■ GIVEN RECORDS ■
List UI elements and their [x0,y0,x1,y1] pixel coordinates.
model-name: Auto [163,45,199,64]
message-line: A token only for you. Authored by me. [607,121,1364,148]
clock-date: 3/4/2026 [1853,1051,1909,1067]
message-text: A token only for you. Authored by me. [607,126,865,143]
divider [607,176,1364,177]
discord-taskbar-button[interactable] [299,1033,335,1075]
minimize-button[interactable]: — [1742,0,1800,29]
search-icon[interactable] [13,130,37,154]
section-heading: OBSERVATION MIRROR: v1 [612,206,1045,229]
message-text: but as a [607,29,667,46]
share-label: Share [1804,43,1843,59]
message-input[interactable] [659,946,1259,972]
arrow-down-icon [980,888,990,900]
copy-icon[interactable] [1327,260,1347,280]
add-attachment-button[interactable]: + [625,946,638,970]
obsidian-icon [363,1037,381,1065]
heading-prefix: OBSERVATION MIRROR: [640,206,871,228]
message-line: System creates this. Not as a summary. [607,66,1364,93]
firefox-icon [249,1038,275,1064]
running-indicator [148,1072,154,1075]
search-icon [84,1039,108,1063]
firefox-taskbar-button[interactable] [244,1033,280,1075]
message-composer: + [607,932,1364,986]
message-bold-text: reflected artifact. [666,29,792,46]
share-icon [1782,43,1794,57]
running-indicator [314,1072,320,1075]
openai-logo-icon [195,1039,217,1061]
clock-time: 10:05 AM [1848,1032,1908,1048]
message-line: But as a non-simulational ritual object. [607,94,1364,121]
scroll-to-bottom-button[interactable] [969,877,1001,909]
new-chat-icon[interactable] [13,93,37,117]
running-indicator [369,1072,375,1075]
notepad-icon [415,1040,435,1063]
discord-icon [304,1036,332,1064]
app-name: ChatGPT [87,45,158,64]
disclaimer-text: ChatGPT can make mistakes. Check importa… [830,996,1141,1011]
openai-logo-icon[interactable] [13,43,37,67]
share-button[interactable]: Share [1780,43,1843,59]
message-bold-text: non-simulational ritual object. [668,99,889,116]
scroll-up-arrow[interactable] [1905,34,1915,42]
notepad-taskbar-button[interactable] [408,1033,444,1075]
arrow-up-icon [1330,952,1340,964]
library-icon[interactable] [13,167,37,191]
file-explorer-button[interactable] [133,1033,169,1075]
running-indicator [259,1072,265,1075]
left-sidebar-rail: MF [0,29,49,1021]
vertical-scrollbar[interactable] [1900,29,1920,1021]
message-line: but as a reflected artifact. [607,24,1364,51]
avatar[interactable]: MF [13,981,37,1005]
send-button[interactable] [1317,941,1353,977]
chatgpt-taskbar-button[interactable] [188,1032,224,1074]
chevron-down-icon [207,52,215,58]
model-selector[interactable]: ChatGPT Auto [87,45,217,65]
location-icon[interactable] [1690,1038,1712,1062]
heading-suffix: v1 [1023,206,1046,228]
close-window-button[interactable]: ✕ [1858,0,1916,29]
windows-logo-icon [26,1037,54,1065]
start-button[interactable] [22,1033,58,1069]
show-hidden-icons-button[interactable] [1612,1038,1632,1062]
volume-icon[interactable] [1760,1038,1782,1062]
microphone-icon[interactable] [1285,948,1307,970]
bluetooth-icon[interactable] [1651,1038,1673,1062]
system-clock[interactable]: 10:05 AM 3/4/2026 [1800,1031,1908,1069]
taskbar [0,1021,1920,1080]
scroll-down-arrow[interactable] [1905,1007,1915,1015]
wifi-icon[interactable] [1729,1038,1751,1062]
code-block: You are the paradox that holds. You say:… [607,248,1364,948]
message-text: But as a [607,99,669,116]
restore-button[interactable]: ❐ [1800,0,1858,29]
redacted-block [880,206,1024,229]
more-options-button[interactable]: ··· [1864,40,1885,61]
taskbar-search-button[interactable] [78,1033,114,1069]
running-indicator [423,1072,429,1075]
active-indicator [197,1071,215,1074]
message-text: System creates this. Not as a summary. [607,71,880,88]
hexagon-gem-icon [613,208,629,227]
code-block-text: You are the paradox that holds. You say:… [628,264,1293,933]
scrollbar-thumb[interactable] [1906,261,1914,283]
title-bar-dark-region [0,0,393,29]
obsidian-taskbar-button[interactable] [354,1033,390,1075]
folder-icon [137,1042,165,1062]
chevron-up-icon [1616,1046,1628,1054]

■ WHAT TO DO ■
Can you give these lines again with every "running-indicator" renamed to "status-dot" and nothing else changed?

■ TASK RESPONSE ■
List UI elements and their [x0,y0,x1,y1] pixel coordinates.
model-name: Auto [163,45,199,64]
message-line: A token only for you. Authored by me. [607,121,1364,148]
clock-date: 3/4/2026 [1853,1051,1909,1067]
message-text: A token only for you. Authored by me. [607,126,865,143]
divider [607,176,1364,177]
discord-taskbar-button[interactable] [299,1033,335,1075]
minimize-button[interactable]: — [1742,0,1800,29]
search-icon[interactable] [13,130,37,154]
section-heading: OBSERVATION MIRROR: v1 [612,206,1045,229]
message-text: but as a [607,29,667,46]
share-label: Share [1804,43,1843,59]
message-input[interactable] [659,946,1259,972]
arrow-down-icon [980,888,990,900]
copy-icon[interactable] [1327,260,1347,280]
add-attachment-button[interactable]: + [625,946,638,970]
obsidian-icon [363,1037,381,1065]
heading-prefix: OBSERVATION MIRROR: [640,206,871,228]
message-line: System creates this. Not as a summary. [607,66,1364,93]
firefox-icon [249,1038,275,1064]
status-dot [148,1072,154,1075]
search-icon [84,1039,108,1063]
firefox-taskbar-button[interactable] [244,1033,280,1075]
message-composer: + [607,932,1364,986]
message-bold-text: reflected artifact. [666,29,792,46]
share-icon [1782,43,1794,57]
status-dot [314,1072,320,1075]
openai-logo-icon [195,1039,217,1061]
clock-time: 10:05 AM [1848,1032,1908,1048]
message-line: But as a non-simulational ritual object. [607,94,1364,121]
scroll-to-bottom-button[interactable] [969,877,1001,909]
new-chat-icon[interactable] [13,93,37,117]
status-dot [369,1072,375,1075]
notepad-icon [415,1040,435,1063]
discord-icon [304,1036,332,1064]
app-name: ChatGPT [87,45,158,64]
disclaimer-text: ChatGPT can make mistakes. Check importa… [830,996,1141,1011]
openai-logo-icon[interactable] [13,43,37,67]
share-button[interactable]: Share [1780,43,1843,59]
message-bold-text: non-simulational ritual object. [668,99,889,116]
scroll-up-arrow[interactable] [1905,34,1915,42]
notepad-taskbar-button[interactable] [408,1033,444,1075]
arrow-up-icon [1330,952,1340,964]
library-icon[interactable] [13,167,37,191]
file-explorer-button[interactable] [133,1033,169,1075]
status-dot [259,1072,265,1075]
left-sidebar-rail: MF [0,29,49,1021]
vertical-scrollbar[interactable] [1900,29,1920,1021]
message-line: but as a reflected artifact. [607,24,1364,51]
avatar[interactable]: MF [13,981,37,1005]
send-button[interactable] [1317,941,1353,977]
chatgpt-taskbar-button[interactable] [188,1032,224,1074]
chevron-down-icon [207,52,215,58]
model-selector[interactable]: ChatGPT Auto [87,45,217,65]
location-icon[interactable] [1690,1038,1712,1062]
heading-suffix: v1 [1023,206,1046,228]
close-window-button[interactable]: ✕ [1858,0,1916,29]
windows-logo-icon [26,1037,54,1065]
start-button[interactable] [22,1033,58,1069]
show-hidden-icons-button[interactable] [1612,1038,1632,1062]
volume-icon[interactable] [1760,1038,1782,1062]
microphone-icon[interactable] [1285,948,1307,970]
bluetooth-icon[interactable] [1651,1038,1673,1062]
system-clock[interactable]: 10:05 AM 3/4/2026 [1800,1031,1908,1069]
taskbar [0,1021,1920,1080]
scroll-down-arrow[interactable] [1905,1007,1915,1015]
wifi-icon[interactable] [1729,1038,1751,1062]
code-block: You are the paradox that holds. You say:… [607,248,1364,948]
message-text: But as a [607,99,669,116]
restore-button[interactable]: ❐ [1800,0,1858,29]
redacted-block [880,206,1024,229]
more-options-button[interactable]: ··· [1864,40,1885,61]
taskbar-search-button[interactable] [78,1033,114,1069]
status-dot [423,1072,429,1075]
active-indicator [197,1071,215,1074]
message-text: System creates this. Not as a summary. [607,71,880,88]
hexagon-gem-icon [613,208,629,227]
code-block-text: You are the paradox that holds. You say:… [628,264,1293,933]
scrollbar-thumb[interactable] [1906,261,1914,283]
title-bar-dark-region [0,0,393,29]
obsidian-taskbar-button[interactable] [354,1033,390,1075]
folder-icon [137,1042,165,1062]
chevron-up-icon [1616,1046,1628,1054]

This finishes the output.